(The problem): Reproduce this listing in full.

(Material):

┌──

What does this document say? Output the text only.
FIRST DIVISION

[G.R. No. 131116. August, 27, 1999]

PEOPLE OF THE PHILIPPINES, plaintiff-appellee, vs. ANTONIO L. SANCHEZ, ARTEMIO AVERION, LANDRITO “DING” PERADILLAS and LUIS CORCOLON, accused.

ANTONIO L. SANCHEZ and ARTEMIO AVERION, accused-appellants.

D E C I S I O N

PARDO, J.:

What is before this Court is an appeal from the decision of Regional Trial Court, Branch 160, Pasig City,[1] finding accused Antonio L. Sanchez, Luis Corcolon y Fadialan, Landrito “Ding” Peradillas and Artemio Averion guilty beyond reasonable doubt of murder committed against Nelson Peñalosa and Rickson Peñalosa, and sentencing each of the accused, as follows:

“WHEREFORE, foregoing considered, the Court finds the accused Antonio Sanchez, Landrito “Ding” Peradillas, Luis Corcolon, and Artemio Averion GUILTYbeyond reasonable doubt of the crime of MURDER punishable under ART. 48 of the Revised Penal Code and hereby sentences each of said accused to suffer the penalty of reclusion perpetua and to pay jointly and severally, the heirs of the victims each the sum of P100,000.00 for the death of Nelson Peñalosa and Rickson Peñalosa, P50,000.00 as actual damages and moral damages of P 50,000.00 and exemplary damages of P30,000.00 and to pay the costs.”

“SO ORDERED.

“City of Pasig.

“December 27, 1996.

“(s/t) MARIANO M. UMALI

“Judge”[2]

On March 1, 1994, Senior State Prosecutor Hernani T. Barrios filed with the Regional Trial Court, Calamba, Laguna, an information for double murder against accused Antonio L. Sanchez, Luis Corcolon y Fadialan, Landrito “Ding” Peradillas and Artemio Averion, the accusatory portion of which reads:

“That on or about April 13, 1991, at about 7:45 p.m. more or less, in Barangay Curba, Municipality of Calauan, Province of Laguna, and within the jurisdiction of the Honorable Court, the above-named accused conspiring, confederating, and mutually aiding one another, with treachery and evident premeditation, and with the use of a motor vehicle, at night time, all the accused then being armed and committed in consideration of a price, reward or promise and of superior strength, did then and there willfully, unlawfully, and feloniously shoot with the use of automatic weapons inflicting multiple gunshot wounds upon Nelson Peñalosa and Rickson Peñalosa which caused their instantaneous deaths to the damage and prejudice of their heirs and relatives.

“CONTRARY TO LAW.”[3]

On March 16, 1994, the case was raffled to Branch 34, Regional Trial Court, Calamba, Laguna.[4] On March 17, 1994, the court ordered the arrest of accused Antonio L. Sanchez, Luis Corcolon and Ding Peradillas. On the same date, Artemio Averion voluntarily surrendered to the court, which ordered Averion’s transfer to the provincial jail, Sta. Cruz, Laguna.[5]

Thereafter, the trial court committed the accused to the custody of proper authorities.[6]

└──

(Solution to this problem):
What does this document say? Output the text only.
FIRST DIVISION

[G.R. No. 131116. August, 27, 1999]

PEOPLE OF THE PHILIPPINES, plaintiff-appellee, vs. ANTONIO L. SANCHEZ, ARTEMIO AVERION, LANDRITO “DING” PERADILLAS and LUIS CORCOLON, accused.

ANTONIO L. SANCHEZ and ARTEMIO AVERION, accused-appellants.

D E C I S I O N

PARDO, J.:

What is before this Court is an appeal from the decision of Regional Trial Court, Branch 160, Pasig City,[1] finding accused Antonio L. Sanchez, Luis Corcolon y Fadialan, Landrito “Ding” Peradillas and Artemio Averion guilty beyond reasonable doubt of murder committed against Nelson Peñalosa and Rickson Peñalosa, and sentencing each of the accused, as follows:

“WHEREFORE, foregoing considered, the Court finds the accused Antonio Sanchez, Landrito “Ding” Peradillas, Luis Corcolon, and Artemio Averion GUILTYbeyond reasonable doubt of the crime of MURDER punishable under ART. 48 of the Revised Penal Code and hereby sentences each of said accused to suffer the penalty of reclusion perpetua and to pay jointly and severally, the heirs of the victims each the sum of P100,000.00 for the death of Nelson Peñalosa and Rickson Peñalosa, P50,000.00 as actual damages and moral damages of P 50,000.00 and exemplary damages of P30,000.00 and to pay the costs.”

“SO ORDERED.

“City of Pasig.

“December 27, 1996.

“(s/t) MARIANO M. UMALI

“Judge”[2]

On March 1, 1994, Senior State Prosecutor Hernani T. Barrios filed with the Regional Trial Court, Calamba, Laguna, an information for double murder against accused Antonio L. Sanchez, Luis Corcolon y Fadialan, Landrito “Ding” Peradillas and Artemio Averion, the accusatory portion of which reads:

“That on or about April 13, 1991, at about 7:45 p.m. more or less, in Barangay Curba, Municipality of Calauan, Province of Laguna, and within the jurisdiction of the Honorable Court, the above-named accused conspiring, confederating, and mutually aiding one another, with treachery and evident premeditation, and with the use of a motor vehicle, at night time, all the accused then being armed and committed in consideration of a price, reward or promise and of superior strength, did then and there willfully, unlawfully, and feloniously shoot with the use of automatic weapons inflicting multiple gunshot wounds upon Nelson Peñalosa and Rickson Peñalosa which caused their instantaneous deaths to the damage and prejudice of their heirs and relatives.

“CONTRARY TO LAW.”[3]

On March 16, 1994, the case was raffled to Branch 34, Regional Trial Court, Calamba, Laguna.[4] On March 17, 1994, the court ordered the arrest of accused Antonio L. Sanchez, Luis Corcolon and Ding Peradillas. On the same date, Artemio Averion voluntarily surrendered to the court, which ordered Averion’s transfer to the provincial jail, Sta. Cruz, Laguna.[5]

Thereafter, the trial court committed the accused to the custody of proper authorities.[6]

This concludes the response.